EXERCISE DESCRIPTION: Work through the data below and give the number of lines holding "Forecast", nothing more.

== RECORDS SHOWN

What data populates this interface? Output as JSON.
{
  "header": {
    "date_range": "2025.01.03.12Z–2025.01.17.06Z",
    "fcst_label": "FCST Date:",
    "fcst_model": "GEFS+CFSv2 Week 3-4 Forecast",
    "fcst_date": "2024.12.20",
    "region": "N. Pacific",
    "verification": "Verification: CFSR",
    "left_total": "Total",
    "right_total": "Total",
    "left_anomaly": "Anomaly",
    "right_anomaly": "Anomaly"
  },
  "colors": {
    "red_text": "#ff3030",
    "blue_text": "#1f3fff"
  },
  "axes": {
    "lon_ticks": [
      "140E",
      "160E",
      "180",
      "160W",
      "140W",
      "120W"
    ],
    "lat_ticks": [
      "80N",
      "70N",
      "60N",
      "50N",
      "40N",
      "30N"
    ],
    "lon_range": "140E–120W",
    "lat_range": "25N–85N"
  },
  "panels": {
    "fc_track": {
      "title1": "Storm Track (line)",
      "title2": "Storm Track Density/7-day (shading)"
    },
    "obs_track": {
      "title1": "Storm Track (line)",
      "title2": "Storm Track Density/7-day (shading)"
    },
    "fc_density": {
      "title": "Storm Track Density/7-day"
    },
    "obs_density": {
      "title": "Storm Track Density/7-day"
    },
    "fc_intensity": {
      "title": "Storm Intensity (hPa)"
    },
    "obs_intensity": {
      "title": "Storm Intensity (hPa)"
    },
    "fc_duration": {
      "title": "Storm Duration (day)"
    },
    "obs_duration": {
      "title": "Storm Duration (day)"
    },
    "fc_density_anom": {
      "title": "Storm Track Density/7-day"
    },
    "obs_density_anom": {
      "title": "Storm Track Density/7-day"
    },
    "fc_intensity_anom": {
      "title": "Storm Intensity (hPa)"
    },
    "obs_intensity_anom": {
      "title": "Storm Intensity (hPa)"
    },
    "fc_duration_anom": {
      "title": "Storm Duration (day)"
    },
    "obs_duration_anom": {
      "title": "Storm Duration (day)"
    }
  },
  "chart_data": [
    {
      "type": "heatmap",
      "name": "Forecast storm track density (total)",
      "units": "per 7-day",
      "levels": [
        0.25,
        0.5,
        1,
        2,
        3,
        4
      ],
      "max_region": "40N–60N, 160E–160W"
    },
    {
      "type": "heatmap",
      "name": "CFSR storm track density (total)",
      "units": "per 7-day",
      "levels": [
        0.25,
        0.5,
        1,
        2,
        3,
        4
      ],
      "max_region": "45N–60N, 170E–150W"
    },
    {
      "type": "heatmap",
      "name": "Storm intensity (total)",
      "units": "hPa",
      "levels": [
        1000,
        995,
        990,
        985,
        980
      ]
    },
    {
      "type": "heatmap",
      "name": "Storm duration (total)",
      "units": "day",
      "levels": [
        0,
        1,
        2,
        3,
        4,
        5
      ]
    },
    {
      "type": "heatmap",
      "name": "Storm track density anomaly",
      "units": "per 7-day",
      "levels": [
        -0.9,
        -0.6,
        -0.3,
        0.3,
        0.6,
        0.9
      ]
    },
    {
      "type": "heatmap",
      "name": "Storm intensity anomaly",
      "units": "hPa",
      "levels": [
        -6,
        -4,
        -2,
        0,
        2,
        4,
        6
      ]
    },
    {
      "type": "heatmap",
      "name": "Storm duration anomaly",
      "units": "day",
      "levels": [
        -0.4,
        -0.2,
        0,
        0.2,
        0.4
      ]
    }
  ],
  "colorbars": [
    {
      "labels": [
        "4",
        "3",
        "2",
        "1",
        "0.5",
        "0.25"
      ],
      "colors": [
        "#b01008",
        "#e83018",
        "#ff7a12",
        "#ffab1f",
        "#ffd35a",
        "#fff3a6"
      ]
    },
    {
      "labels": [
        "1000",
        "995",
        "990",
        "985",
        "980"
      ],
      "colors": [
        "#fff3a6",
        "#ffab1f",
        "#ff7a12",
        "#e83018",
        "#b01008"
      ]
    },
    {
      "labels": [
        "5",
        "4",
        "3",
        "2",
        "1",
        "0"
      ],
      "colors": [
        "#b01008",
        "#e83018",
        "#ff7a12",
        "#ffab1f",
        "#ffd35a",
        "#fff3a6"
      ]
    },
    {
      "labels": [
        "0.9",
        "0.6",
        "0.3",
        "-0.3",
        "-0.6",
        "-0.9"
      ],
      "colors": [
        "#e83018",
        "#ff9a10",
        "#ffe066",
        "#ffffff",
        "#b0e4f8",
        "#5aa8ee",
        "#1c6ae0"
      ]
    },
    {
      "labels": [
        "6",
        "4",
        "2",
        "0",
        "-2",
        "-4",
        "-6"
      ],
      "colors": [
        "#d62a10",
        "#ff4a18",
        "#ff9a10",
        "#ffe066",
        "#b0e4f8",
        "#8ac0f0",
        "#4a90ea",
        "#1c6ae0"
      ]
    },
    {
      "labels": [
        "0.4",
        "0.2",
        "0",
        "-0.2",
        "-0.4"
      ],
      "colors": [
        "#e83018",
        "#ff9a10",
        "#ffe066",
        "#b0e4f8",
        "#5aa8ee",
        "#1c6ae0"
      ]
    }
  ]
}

====

SOLVED EXERCISE: 2